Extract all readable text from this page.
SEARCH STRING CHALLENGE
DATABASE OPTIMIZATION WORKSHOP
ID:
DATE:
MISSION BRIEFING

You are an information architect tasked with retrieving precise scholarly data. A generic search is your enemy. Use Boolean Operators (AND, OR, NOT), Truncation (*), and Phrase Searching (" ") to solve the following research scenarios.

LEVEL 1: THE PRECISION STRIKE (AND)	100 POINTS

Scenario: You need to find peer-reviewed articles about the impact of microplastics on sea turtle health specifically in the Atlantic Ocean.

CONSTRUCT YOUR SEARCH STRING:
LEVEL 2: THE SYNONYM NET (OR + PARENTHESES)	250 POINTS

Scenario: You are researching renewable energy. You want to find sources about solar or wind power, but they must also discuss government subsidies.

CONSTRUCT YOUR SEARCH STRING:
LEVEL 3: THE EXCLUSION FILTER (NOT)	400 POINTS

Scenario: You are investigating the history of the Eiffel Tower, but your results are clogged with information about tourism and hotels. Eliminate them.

________________________________________

- Required task -
Filter lines by "POINTS" and return each hit.

- Result of this exercise -
LEVEL 1: THE PRECISION STRIKE (AND)	100 POINTS
LEVEL 2: THE SYNONYM NET (OR + PARENTHESES)	250 POINTS
LEVEL 3: THE EXCLUSION FILTER (NOT)	400 POINTS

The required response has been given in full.